_GIVEN REQUEST_:
Everything in the listing should be restated word for word.

Start of SUPPLIED RECORDS

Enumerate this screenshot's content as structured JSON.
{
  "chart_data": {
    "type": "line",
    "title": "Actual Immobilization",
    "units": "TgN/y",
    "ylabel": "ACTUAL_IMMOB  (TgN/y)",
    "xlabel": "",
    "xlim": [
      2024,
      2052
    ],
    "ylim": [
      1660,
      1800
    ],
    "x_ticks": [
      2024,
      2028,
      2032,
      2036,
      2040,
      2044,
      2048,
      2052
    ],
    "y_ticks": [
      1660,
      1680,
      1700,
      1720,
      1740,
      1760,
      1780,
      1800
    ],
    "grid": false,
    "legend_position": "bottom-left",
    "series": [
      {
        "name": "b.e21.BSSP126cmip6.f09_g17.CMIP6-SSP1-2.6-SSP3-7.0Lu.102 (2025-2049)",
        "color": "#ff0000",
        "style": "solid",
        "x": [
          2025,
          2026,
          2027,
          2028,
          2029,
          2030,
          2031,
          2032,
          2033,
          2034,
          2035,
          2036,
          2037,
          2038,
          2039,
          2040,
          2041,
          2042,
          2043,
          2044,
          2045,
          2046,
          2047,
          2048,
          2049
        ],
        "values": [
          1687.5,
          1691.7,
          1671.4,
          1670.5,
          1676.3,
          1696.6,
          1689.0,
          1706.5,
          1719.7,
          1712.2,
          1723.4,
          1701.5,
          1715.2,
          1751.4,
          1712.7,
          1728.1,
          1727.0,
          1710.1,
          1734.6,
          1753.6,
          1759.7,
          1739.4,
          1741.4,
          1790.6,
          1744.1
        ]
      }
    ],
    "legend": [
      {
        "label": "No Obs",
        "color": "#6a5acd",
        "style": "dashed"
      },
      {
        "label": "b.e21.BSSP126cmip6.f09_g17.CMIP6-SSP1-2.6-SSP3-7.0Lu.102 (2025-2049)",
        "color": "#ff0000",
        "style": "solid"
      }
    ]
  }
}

End of SUPPLIED RECORDS

_SOLUTION TO THE PROBLEM_:
Enumerate this screenshot's content as structured JSON.
{
  "chart_data": {
    "type": "line",
    "title": "Actual Immobilization",
    "units": "TgN/y",
    "ylabel": "ACTUAL_IMMOB  (TgN/y)",
    "xlabel": "",
    "xlim": [
      2024,
      2052
    ],
    "ylim": [
      1660,
      1800
    ],
    "x_ticks": [
      2024,
      2028,
      2032,
      2036,
      2040,
      2044,
      2048,
      2052
    ],
    "y_ticks": [
      1660,
      1680,
      1700,
      1720,
      1740,
      1760,
      1780,
      1800
    ],
    "grid": false,
    "legend_position": "bottom-left",
    "series": [
      {
        "name": "b.e21.BSSP126cmip6.f09_g17.CMIP6-SSP1-2.6-SSP3-7.0Lu.102 (2025-2049)",
        "color": "#ff0000",
        "style": "solid",
        "x": [
          2025,
          2026,
          2027,
          2028,
          2029,
          2030,
          2031,
          2032,
          2033,
          2034,
          2035,
          2036,
          2037,
          2038,
          2039,
          2040,
          2041,
          2042,
          2043,
          2044,
          2045,
          2046,
          2047,
          2048,
          2049
        ],
        "values": [
          1687.5,
          1691.7,
          1671.4,
          1670.5,
          1676.3,
          1696.6,
          1689.0,
          1706.5,
          1719.7,
          1712.2,
          1723.4,
          1701.5,
          1715.2,
          1751.4,
          1712.7,
          1728.1,
          1727.0,
          1710.1,
          1734.6,
          1753.6,
          1759.7,
          1739.4,
          1741.4,
          1790.6,
          1744.1
        ]
      }
    ],
    "legend": [
      {
        "label": "No Obs",
        "color": "#6a5acd",
        "style": "dashed"
      },
      {
        "label": "b.e21.BSSP126cmip6.f09_g17.CMIP6-SSP1-2.6-SSP3-7.0Lu.102 (2025-2049)",
        "color": "#ff0000",
        "style": "solid"
      }
    ]
  }
}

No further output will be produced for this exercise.